_Dataset entries_:
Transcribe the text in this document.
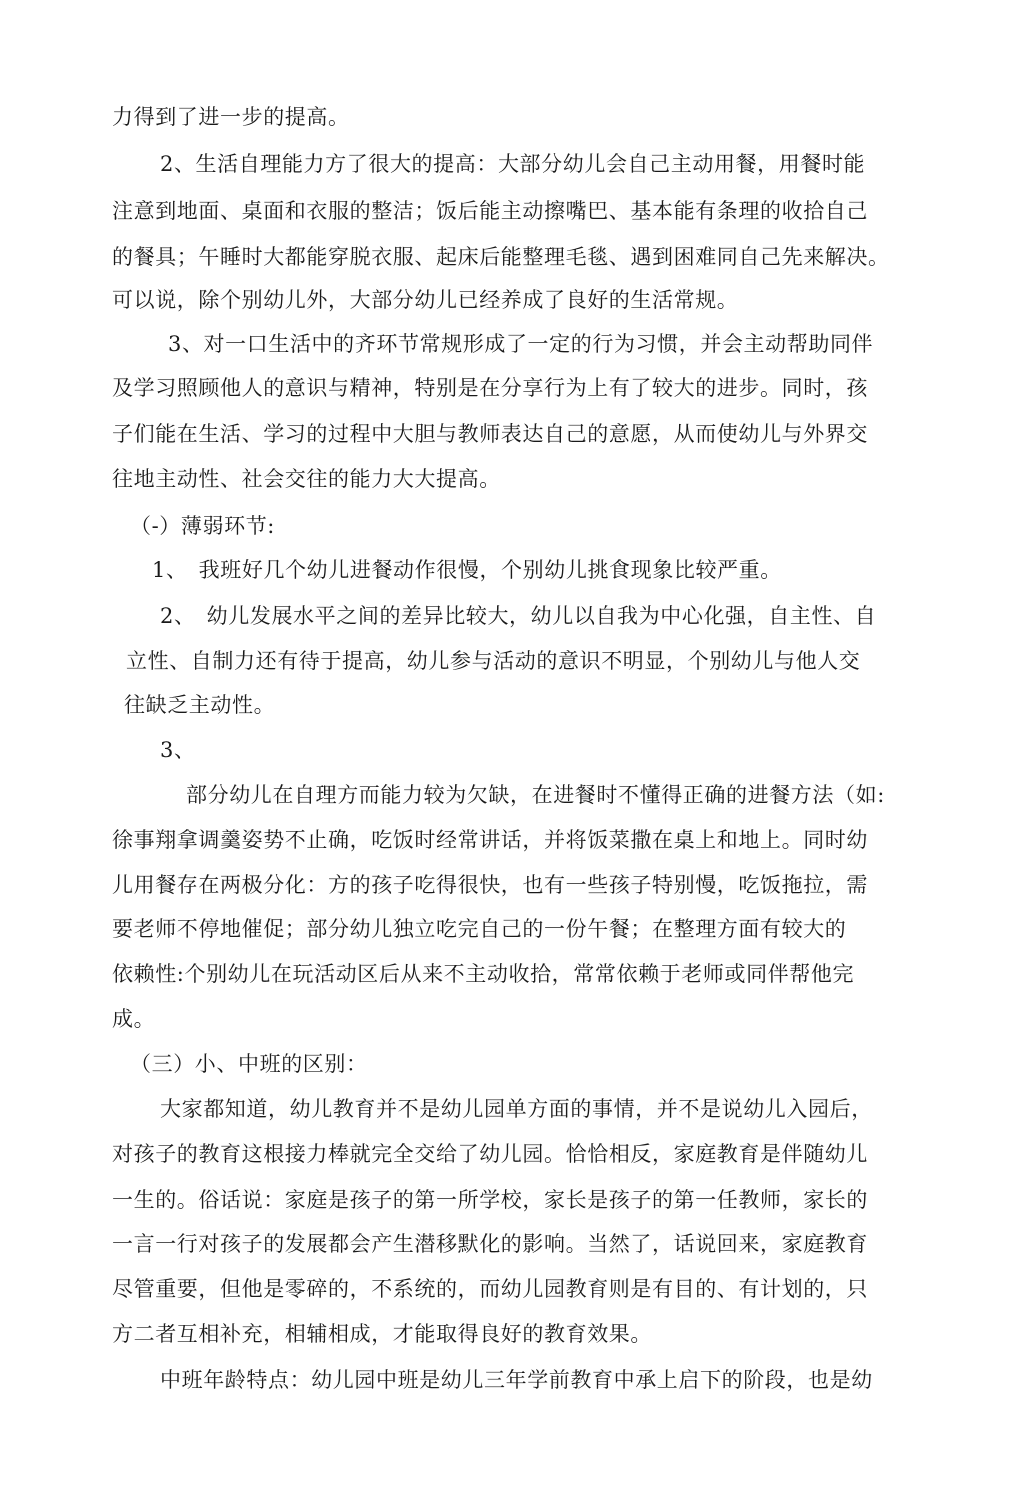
力得到了进一步的提高。
2、生活自理能力方了很大的提高：大部分幼儿会自己主动用餐，用餐时能
注意到地面、桌面和衣服的整洁；饭后能主动擦嘴巴、基本能有条理的收拾自己
的餐具；午睡时大都能穿脱衣服、起床后能整理毛毯、遇到困难同自己先来解决。
可以说，除个别幼儿外，大部分幼儿已经养成了良好的生活常规。
3、对一口生活中的齐环节常规形成了一定的行为习惯，并会主动帮助同伴
及学习照顾他人的意识与精神，特别是在分享行为上有了较大的进步。同时，孩
子们能在生活、学习的过程中大胆与教师表达自己的意愿，从而使幼儿与外界交
往地主动性、社会交往的能力大大提高。
（-）薄弱环节:
1、　我班好几个幼儿进餐动作很慢，个别幼儿挑食现象比较严重。
2、　幼儿发展水平之间的差异比较大，幼儿以自我为中心化强，自主性、自
立性、自制力还有待于提高，幼儿参与活动的意识不明显，个别幼儿与他人交
往缺乏主动性。
3、
部分幼儿在自理方而能力较为欠缺，在进餐时不懂得正确的进餐方法（如:
徐事翔拿调羹姿势不止确，吃饭时经常讲话，并将饭菜撒在桌上和地上。同时幼
儿用餐存在两极分化：方的孩子吃得很快，也有一些孩子特别慢，吃饭拖拉，需
要老师不停地催促；部分幼儿独立吃完自己的一份午餐；在整理方面有较大的
依赖性:个别幼儿在玩活动区后从来不主动收拾，常常依赖于老师或同伴帮他完
成。
（三）小、中班的区别：
大家都知道，幼儿教育并不是幼儿园单方面的事情，并不是说幼儿入园后，
对孩子的教育这根接力棒就完全交给了幼儿园。恰恰相反，家庭教育是伴随幼儿
一生的。俗话说：家庭是孩子的第一所学校，家长是孩子的第一任教师，家长的
一言一行对孩子的发展都会产生潜移默化的影响。当然了，话说回来，家庭教育
尽管重要，但他是零碎的，不系统的，而幼儿园教育则是有目的、有计划的，只
方二者互相补充，相辅相成，才能取得良好的教育效果。
中班年龄特点：幼儿园中班是幼儿三年学前教育中承上启下的阶段，也是幼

_Work to be completed_:
All of the entries above should be copied exactly, except for the pictures.

_Worked answer_:
Transcribe the text in this document.
力得到了进一步的提高。
2、生活自理能力方了很大的提高：大部分幼儿会自己主动用餐，用餐时能
注意到地面、桌面和衣服的整洁；饭后能主动擦嘴巴、基本能有条理的收拾自己
的餐具；午睡时大都能穿脱衣服、起床后能整理毛毯、遇到困难同自己先来解决。
可以说，除个别幼儿外，大部分幼儿已经养成了良好的生活常规。
3、对一口生活中的齐环节常规形成了一定的行为习惯，并会主动帮助同伴
及学习照顾他人的意识与精神，特别是在分享行为上有了较大的进步。同时，孩
子们能在生活、学习的过程中大胆与教师表达自己的意愿，从而使幼儿与外界交
往地主动性、社会交往的能力大大提高。
（-）薄弱环节:
1、　我班好几个幼儿进餐动作很慢，个别幼儿挑食现象比较严重。
2、　幼儿发展水平之间的差异比较大，幼儿以自我为中心化强，自主性、自
立性、自制力还有待于提高，幼儿参与活动的意识不明显，个别幼儿与他人交
往缺乏主动性。
3、
部分幼儿在自理方而能力较为欠缺，在进餐时不懂得正确的进餐方法（如:
徐事翔拿调羹姿势不止确，吃饭时经常讲话，并将饭菜撒在桌上和地上。同时幼
儿用餐存在两极分化：方的孩子吃得很快，也有一些孩子特别慢，吃饭拖拉，需
要老师不停地催促；部分幼儿独立吃完自己的一份午餐；在整理方面有较大的
依赖性:个别幼儿在玩活动区后从来不主动收拾，常常依赖于老师或同伴帮他完
成。
（三）小、中班的区别：
大家都知道，幼儿教育并不是幼儿园单方面的事情，并不是说幼儿入园后，
对孩子的教育这根接力棒就完全交给了幼儿园。恰恰相反，家庭教育是伴随幼儿
一生的。俗话说：家庭是孩子的第一所学校，家长是孩子的第一任教师，家长的
一言一行对孩子的发展都会产生潜移默化的影响。当然了，话说回来，家庭教育
尽管重要，但他是零碎的，不系统的，而幼儿园教育则是有目的、有计划的，只
方二者互相补充，相辅相成，才能取得良好的教育效果。
中班年龄特点：幼儿园中班是幼儿三年学前教育中承上启下的阶段，也是幼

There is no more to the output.